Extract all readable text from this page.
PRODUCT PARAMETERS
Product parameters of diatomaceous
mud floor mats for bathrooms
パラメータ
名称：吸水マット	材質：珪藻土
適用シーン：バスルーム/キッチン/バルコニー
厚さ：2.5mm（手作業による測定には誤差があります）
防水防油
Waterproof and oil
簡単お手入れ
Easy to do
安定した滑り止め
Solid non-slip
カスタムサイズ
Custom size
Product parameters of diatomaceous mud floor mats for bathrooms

▶ _INSTRUCTIONS TO FOLLOW_
Count how many lines include the string "bathrooms". Nothing but the number is needed.

▶ _ANSWER FOR THE TASK_
2